:: Set exercise ::
Copy every line of the records below word for word.
-- Start of Extracted data --
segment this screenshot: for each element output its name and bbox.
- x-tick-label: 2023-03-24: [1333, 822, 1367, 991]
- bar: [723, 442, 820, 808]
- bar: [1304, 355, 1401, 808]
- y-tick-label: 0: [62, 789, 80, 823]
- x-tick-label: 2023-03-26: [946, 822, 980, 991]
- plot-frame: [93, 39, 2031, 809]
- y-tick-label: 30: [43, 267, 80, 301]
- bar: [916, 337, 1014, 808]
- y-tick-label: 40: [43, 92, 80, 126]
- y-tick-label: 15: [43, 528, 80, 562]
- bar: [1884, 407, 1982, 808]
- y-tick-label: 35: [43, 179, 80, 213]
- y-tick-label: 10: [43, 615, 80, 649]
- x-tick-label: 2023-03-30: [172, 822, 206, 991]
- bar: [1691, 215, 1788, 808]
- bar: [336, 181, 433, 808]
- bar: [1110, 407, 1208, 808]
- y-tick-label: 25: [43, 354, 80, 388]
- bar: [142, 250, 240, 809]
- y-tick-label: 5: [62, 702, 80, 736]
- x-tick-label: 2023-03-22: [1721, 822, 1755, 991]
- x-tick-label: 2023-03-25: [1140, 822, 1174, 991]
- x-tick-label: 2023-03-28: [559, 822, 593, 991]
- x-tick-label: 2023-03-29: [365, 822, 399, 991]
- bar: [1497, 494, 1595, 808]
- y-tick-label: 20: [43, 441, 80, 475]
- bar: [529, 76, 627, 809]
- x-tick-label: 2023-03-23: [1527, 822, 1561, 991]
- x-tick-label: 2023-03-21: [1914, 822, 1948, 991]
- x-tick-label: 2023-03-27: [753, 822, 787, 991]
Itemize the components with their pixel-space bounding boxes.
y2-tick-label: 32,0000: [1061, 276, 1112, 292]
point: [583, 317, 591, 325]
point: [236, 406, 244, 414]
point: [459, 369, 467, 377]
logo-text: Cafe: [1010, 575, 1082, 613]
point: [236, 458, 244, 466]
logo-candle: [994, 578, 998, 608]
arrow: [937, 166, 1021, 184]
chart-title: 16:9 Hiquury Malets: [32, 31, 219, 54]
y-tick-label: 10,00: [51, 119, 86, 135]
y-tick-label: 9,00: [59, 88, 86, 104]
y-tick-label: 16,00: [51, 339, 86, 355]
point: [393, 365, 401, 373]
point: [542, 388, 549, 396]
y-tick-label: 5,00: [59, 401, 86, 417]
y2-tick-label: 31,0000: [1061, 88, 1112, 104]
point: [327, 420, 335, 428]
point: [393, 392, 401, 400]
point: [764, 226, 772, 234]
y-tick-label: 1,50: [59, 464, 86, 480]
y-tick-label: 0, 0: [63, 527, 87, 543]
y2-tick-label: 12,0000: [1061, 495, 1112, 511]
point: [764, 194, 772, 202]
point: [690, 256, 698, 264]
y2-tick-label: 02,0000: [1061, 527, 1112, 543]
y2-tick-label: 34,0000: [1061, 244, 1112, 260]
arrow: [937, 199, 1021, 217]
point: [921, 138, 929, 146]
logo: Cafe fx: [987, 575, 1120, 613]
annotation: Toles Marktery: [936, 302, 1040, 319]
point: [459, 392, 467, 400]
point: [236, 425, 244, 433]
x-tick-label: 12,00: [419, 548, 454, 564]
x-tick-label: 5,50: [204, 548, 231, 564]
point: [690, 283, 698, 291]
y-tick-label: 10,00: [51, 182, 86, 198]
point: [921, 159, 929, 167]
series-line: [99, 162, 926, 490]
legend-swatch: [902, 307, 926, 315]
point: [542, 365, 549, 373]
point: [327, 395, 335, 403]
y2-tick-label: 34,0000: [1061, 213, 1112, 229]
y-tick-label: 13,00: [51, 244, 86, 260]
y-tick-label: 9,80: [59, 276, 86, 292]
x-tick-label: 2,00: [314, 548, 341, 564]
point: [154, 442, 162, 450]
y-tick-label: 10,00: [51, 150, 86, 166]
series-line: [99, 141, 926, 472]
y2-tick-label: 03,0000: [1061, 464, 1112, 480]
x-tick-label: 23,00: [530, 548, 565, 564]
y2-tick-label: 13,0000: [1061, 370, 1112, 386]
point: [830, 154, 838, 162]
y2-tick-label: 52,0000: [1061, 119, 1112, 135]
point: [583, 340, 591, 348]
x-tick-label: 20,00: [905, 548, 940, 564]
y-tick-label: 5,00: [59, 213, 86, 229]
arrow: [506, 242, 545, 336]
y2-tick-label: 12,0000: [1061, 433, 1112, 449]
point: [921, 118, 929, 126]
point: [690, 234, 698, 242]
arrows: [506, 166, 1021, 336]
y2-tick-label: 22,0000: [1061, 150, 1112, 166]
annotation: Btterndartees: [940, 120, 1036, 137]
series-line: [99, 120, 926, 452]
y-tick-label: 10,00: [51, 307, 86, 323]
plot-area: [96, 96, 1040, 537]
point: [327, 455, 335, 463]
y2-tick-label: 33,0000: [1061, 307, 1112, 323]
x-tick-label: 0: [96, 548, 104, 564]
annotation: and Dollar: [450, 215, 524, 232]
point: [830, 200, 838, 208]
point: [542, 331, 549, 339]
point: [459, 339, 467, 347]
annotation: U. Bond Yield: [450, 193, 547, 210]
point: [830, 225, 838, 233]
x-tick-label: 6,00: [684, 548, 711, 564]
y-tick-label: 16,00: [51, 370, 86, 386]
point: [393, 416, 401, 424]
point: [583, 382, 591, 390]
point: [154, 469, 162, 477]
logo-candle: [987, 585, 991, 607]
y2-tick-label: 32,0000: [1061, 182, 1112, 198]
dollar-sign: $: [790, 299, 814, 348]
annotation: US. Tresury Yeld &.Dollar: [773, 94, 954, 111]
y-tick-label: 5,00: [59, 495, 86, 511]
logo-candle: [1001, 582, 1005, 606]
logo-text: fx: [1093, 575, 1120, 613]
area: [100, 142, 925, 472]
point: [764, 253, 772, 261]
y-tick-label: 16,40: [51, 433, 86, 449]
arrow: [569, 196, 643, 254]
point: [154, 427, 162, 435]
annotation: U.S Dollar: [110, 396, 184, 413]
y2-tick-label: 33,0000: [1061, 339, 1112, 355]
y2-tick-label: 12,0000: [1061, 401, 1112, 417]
-- End of Extracted data --
:: Result for this task ::
segment this screenshot: for each element output its name and bbox.
- x-tick-label: 2023-03-24: [1333, 822, 1367, 991]
- bar: [723, 442, 820, 808]
- bar: [1304, 355, 1401, 808]
- y-tick-label: 0: [62, 789, 80, 823]
- x-tick-label: 2023-03-26: [946, 822, 980, 991]
- plot-frame: [93, 39, 2031, 809]
- y-tick-label: 30: [43, 267, 80, 301]
- bar: [916, 337, 1014, 808]
- y-tick-label: 40: [43, 92, 80, 126]
- y-tick-label: 15: [43, 528, 80, 562]
- bar: [1884, 407, 1982, 808]
- y-tick-label: 35: [43, 179, 80, 213]
- y-tick-label: 10: [43, 615, 80, 649]
- x-tick-label: 2023-03-30: [172, 822, 206, 991]
- bar: [1691, 215, 1788, 808]
- bar: [336, 181, 433, 808]
- bar: [1110, 407, 1208, 808]
- y-tick-label: 25: [43, 354, 80, 388]
- bar: [142, 250, 240, 809]
- y-tick-label: 5: [62, 702, 80, 736]
- x-tick-label: 2023-03-22: [1721, 822, 1755, 991]
- x-tick-label: 2023-03-25: [1140, 822, 1174, 991]
- x-tick-label: 2023-03-28: [559, 822, 593, 991]
- x-tick-label: 2023-03-29: [365, 822, 399, 991]
- bar: [1497, 494, 1595, 808]
- y-tick-label: 20: [43, 441, 80, 475]
- bar: [529, 76, 627, 809]
- x-tick-label: 2023-03-23: [1527, 822, 1561, 991]
- x-tick-label: 2023-03-21: [1914, 822, 1948, 991]
- x-tick-label: 2023-03-27: [753, 822, 787, 991]
Itemize the components with their pixel-space bounding boxes.
y2-tick-label: 32,0000: [1061, 276, 1112, 292]
point: [583, 317, 591, 325]
point: [236, 406, 244, 414]
point: [459, 369, 467, 377]
logo-text: Cafe: [1010, 575, 1082, 613]
point: [236, 458, 244, 466]
logo-candle: [994, 578, 998, 608]
arrow: [937, 166, 1021, 184]
chart-title: 16:9 Hiquury Malets: [32, 31, 219, 54]
y-tick-label: 10,00: [51, 119, 86, 135]
y-tick-label: 9,00: [59, 88, 86, 104]
y-tick-label: 16,00: [51, 339, 86, 355]
point: [393, 365, 401, 373]
point: [542, 388, 549, 396]
y-tick-label: 5,00: [59, 401, 86, 417]
y2-tick-label: 31,0000: [1061, 88, 1112, 104]
point: [327, 420, 335, 428]
point: [393, 392, 401, 400]
point: [764, 226, 772, 234]
y-tick-label: 1,50: [59, 464, 86, 480]
y-tick-label: 0, 0: [63, 527, 87, 543]
y2-tick-label: 12,0000: [1061, 495, 1112, 511]
point: [764, 194, 772, 202]
point: [690, 256, 698, 264]
y2-tick-label: 02,0000: [1061, 527, 1112, 543]
y2-tick-label: 34,0000: [1061, 244, 1112, 260]
arrow: [937, 199, 1021, 217]
point: [921, 138, 929, 146]
logo: Cafe fx: [987, 575, 1120, 613]
annotation: Toles Marktery: [936, 302, 1040, 319]
point: [459, 392, 467, 400]
point: [236, 425, 244, 433]
x-tick-label: 12,00: [419, 548, 454, 564]
x-tick-label: 5,50: [204, 548, 231, 564]
point: [690, 283, 698, 291]
y-tick-label: 10,00: [51, 182, 86, 198]
point: [921, 159, 929, 167]
series-line: [99, 162, 926, 490]
legend-swatch: [902, 307, 926, 315]
point: [542, 365, 549, 373]
point: [327, 395, 335, 403]
y2-tick-label: 34,0000: [1061, 213, 1112, 229]
y-tick-label: 13,00: [51, 244, 86, 260]
y-tick-label: 9,80: [59, 276, 86, 292]
x-tick-label: 2,00: [314, 548, 341, 564]
point: [154, 442, 162, 450]
y-tick-label: 10,00: [51, 150, 86, 166]
series-line: [99, 141, 926, 472]
y2-tick-label: 03,0000: [1061, 464, 1112, 480]
x-tick-label: 23,00: [530, 548, 565, 564]
y2-tick-label: 13,0000: [1061, 370, 1112, 386]
point: [830, 154, 838, 162]
y2-tick-label: 52,0000: [1061, 119, 1112, 135]
point: [583, 340, 591, 348]
x-tick-label: 20,00: [905, 548, 940, 564]
y-tick-label: 5,00: [59, 213, 86, 229]
arrow: [506, 242, 545, 336]
y2-tick-label: 12,0000: [1061, 433, 1112, 449]
point: [921, 118, 929, 126]
point: [690, 234, 698, 242]
arrows: [506, 166, 1021, 336]
y2-tick-label: 22,0000: [1061, 150, 1112, 166]
annotation: Btterndartees: [940, 120, 1036, 137]
series-line: [99, 120, 926, 452]
y-tick-label: 10,00: [51, 307, 86, 323]
plot-area: [96, 96, 1040, 537]
point: [327, 455, 335, 463]
y2-tick-label: 33,0000: [1061, 307, 1112, 323]
x-tick-label: 0: [96, 548, 104, 564]
annotation: and Dollar: [450, 215, 524, 232]
point: [830, 200, 838, 208]
point: [542, 331, 549, 339]
point: [459, 339, 467, 347]
annotation: U. Bond Yield: [450, 193, 547, 210]
point: [830, 225, 838, 233]
x-tick-label: 6,00: [684, 548, 711, 564]
y-tick-label: 16,00: [51, 370, 86, 386]
point: [393, 416, 401, 424]
point: [583, 382, 591, 390]
point: [154, 469, 162, 477]
logo-candle: [987, 585, 991, 607]
y2-tick-label: 32,0000: [1061, 182, 1112, 198]
dollar-sign: $: [790, 299, 814, 348]
annotation: US. Tresury Yeld &.Dollar: [773, 94, 954, 111]
y-tick-label: 5,00: [59, 495, 86, 511]
logo-candle: [1001, 582, 1005, 606]
logo-text: fx: [1093, 575, 1120, 613]
area: [100, 142, 925, 472]
point: [764, 253, 772, 261]
y-tick-label: 16,40: [51, 433, 86, 449]
arrow: [569, 196, 643, 254]
point: [154, 427, 162, 435]
annotation: U.S Dollar: [110, 396, 184, 413]
y2-tick-label: 33,0000: [1061, 339, 1112, 355]
y2-tick-label: 12,0000: [1061, 401, 1112, 417]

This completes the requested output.